> [Prompt]:
Repeat all of the records verbatim.

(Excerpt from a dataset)
#####

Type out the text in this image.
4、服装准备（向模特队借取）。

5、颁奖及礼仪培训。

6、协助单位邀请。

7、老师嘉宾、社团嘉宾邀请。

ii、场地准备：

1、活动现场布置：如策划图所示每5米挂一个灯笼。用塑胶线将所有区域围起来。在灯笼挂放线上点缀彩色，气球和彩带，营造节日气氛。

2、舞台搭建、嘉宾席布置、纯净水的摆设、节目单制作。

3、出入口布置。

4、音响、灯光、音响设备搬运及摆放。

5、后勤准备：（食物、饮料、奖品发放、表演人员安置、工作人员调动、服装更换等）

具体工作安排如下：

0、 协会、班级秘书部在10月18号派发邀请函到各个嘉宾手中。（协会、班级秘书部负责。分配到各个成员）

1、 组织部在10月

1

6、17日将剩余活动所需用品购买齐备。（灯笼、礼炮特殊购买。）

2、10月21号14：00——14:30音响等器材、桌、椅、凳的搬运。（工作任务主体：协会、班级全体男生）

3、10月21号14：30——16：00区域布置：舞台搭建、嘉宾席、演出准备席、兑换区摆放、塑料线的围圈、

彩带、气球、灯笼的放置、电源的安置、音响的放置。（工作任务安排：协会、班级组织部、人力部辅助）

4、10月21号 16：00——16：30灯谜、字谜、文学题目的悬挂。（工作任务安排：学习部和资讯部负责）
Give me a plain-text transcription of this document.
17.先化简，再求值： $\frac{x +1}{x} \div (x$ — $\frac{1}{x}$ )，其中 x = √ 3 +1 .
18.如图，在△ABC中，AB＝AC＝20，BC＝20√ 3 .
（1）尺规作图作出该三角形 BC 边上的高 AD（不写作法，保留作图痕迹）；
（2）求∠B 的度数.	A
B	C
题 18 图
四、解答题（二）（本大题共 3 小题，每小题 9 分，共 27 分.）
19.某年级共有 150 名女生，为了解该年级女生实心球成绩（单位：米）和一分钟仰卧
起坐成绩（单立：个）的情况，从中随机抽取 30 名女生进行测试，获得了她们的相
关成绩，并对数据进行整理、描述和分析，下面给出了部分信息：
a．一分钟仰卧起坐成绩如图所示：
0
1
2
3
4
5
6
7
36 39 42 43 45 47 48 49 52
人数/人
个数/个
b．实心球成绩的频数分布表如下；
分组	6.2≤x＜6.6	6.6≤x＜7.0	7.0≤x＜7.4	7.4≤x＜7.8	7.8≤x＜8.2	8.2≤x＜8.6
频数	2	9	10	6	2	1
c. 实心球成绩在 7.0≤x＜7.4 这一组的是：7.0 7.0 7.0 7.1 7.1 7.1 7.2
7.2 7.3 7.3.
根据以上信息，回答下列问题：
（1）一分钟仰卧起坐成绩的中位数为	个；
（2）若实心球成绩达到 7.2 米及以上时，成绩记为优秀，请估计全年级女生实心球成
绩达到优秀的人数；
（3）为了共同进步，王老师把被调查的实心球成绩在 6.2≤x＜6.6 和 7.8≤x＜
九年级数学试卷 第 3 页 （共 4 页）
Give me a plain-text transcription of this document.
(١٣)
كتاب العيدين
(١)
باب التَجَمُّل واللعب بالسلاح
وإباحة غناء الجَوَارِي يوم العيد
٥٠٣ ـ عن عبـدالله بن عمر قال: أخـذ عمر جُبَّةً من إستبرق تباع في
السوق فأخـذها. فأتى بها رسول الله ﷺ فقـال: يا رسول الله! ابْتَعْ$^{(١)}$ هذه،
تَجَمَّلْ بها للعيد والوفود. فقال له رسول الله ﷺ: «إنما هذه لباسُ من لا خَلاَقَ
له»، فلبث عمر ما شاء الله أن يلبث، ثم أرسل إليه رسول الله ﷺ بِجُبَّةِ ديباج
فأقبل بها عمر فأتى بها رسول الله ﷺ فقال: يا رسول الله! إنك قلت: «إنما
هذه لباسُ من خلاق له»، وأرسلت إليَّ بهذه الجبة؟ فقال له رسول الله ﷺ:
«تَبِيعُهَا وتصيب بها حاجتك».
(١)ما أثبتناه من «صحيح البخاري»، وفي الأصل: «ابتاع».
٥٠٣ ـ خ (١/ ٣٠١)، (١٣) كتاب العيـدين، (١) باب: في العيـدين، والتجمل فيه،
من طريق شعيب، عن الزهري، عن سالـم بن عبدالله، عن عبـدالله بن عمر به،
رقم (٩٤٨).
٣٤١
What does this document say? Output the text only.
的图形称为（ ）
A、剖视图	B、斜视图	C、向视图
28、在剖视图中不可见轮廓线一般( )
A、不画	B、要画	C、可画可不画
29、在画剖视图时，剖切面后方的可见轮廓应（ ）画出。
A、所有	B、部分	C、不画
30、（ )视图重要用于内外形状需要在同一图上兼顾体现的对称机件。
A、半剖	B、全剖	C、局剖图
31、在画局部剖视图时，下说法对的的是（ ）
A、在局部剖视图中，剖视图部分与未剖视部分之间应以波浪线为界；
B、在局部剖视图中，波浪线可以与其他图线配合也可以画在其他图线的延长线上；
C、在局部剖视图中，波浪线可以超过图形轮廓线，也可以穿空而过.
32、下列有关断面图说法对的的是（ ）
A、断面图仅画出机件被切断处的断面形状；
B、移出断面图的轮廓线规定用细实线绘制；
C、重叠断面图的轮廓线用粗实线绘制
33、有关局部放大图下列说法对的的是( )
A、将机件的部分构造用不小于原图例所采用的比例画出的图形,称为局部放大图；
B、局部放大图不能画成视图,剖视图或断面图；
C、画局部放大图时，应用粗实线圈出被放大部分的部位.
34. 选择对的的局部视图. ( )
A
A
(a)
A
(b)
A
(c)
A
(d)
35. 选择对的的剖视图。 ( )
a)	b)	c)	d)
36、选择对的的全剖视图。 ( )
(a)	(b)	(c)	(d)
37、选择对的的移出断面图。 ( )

#####

> [Reply to the exercise]:
Type out the text in this image.
4、服装准备（向模特队借取）。

5、颁奖及礼仪培训。

6、协助单位邀请。

7、老师嘉宾、社团嘉宾邀请。

ii、场地准备：

1、活动现场布置：如策划图所示每5米挂一个灯笼。用塑胶线将所有区域围起来。在灯笼挂放线上点缀彩色，气球和彩带，营造节日气氛。

2、舞台搭建、嘉宾席布置、纯净水的摆设、节目单制作。

3、出入口布置。

4、音响、灯光、音响设备搬运及摆放。

5、后勤准备：（食物、饮料、奖品发放、表演人员安置、工作人员调动、服装更换等）

具体工作安排如下：

0、 协会、班级秘书部在10月18号派发邀请函到各个嘉宾手中。（协会、班级秘书部负责。分配到各个成员）

1、 组织部在10月

1

6、17日将剩余活动所需用品购买齐备。（灯笼、礼炮特殊购买。）

2、10月21号14：00——14:30音响等器材、桌、椅、凳的搬运。（工作任务主体：协会、班级全体男生）

3、10月21号14：30——16：00区域布置：舞台搭建、嘉宾席、演出准备席、兑换区摆放、塑料线的围圈、

彩带、气球、灯笼的放置、电源的安置、音响的放置。（工作任务安排：协会、班级组织部、人力部辅助）

4、10月21号 16：00——16：30灯谜、字谜、文学题目的悬挂。（工作任务安排：学习部和资讯部负责）
Give me a plain-text transcription of this document.
17.先化简，再求值： $\frac{x +1}{x} \div (x$ — $\frac{1}{x}$ )，其中 x = √ 3 +1 .
18.如图，在△ABC中，AB＝AC＝20，BC＝20√ 3 .
（1）尺规作图作出该三角形 BC 边上的高 AD（不写作法，保留作图痕迹）；
（2）求∠B 的度数.	A
B	C
题 18 图
四、解答题（二）（本大题共 3 小题，每小题 9 分，共 27 分.）
19.某年级共有 150 名女生，为了解该年级女生实心球成绩（单位：米）和一分钟仰卧
起坐成绩（单立：个）的情况，从中随机抽取 30 名女生进行测试，获得了她们的相
关成绩，并对数据进行整理、描述和分析，下面给出了部分信息：
a．一分钟仰卧起坐成绩如图所示：
0
1
2
3
4
5
6
7
36 39 42 43 45 47 48 49 52
人数/人
个数/个
b．实心球成绩的频数分布表如下；
分组	6.2≤x＜6.6	6.6≤x＜7.0	7.0≤x＜7.4	7.4≤x＜7.8	7.8≤x＜8.2	8.2≤x＜8.6
频数	2	9	10	6	2	1
c. 实心球成绩在 7.0≤x＜7.4 这一组的是：7.0 7.0 7.0 7.1 7.1 7.1 7.2
7.2 7.3 7.3.
根据以上信息，回答下列问题：
（1）一分钟仰卧起坐成绩的中位数为	个；
（2）若实心球成绩达到 7.2 米及以上时，成绩记为优秀，请估计全年级女生实心球成
绩达到优秀的人数；
（3）为了共同进步，王老师把被调查的实心球成绩在 6.2≤x＜6.6 和 7.8≤x＜
九年级数学试卷 第 3 页 （共 4 页）
Give me a plain-text transcription of this document.
(١٣)
كتاب العيدين
(١)
باب التَجَمُّل واللعب بالسلاح
وإباحة غناء الجَوَارِي يوم العيد
٥٠٣ ـ عن عبـدالله بن عمر قال: أخـذ عمر جُبَّةً من إستبرق تباع في
السوق فأخـذها. فأتى بها رسول الله ﷺ فقـال: يا رسول الله! ابْتَعْ$^{(١)}$ هذه،
تَجَمَّلْ بها للعيد والوفود. فقال له رسول الله ﷺ: «إنما هذه لباسُ من لا خَلاَقَ
له»، فلبث عمر ما شاء الله أن يلبث، ثم أرسل إليه رسول الله ﷺ بِجُبَّةِ ديباج
فأقبل بها عمر فأتى بها رسول الله ﷺ فقال: يا رسول الله! إنك قلت: «إنما
هذه لباسُ من خلاق له»، وأرسلت إليَّ بهذه الجبة؟ فقال له رسول الله ﷺ:
«تَبِيعُهَا وتصيب بها حاجتك».
(١)ما أثبتناه من «صحيح البخاري»، وفي الأصل: «ابتاع».
٥٠٣ ـ خ (١/ ٣٠١)، (١٣) كتاب العيـدين، (١) باب: في العيـدين، والتجمل فيه،
من طريق شعيب، عن الزهري، عن سالـم بن عبدالله، عن عبـدالله بن عمر به،
رقم (٩٤٨).
٣٤١
What does this document say? Output the text only.
的图形称为（ ）
A、剖视图	B、斜视图	C、向视图
28、在剖视图中不可见轮廓线一般( )
A、不画	B、要画	C、可画可不画
29、在画剖视图时，剖切面后方的可见轮廓应（ ）画出。
A、所有	B、部分	C、不画
30、（ )视图重要用于内外形状需要在同一图上兼顾体现的对称机件。
A、半剖	B、全剖	C、局剖图
31、在画局部剖视图时，下说法对的的是（ ）
A、在局部剖视图中，剖视图部分与未剖视部分之间应以波浪线为界；
B、在局部剖视图中，波浪线可以与其他图线配合也可以画在其他图线的延长线上；
C、在局部剖视图中，波浪线可以超过图形轮廓线，也可以穿空而过.
32、下列有关断面图说法对的的是（ ）
A、断面图仅画出机件被切断处的断面形状；
B、移出断面图的轮廓线规定用细实线绘制；
C、重叠断面图的轮廓线用粗实线绘制
33、有关局部放大图下列说法对的的是( )
A、将机件的部分构造用不小于原图例所采用的比例画出的图形,称为局部放大图；
B、局部放大图不能画成视图,剖视图或断面图；
C、画局部放大图时，应用粗实线圈出被放大部分的部位.
34. 选择对的的局部视图. ( )
A
A
(a)
A
(b)
A
(c)
A
(d)
35. 选择对的的剖视图。 ( )
a)	b)	c)	d)
36、选择对的的全剖视图。 ( )
(a)	(b)	(c)	(d)
37、选择对的的移出断面图。 ( )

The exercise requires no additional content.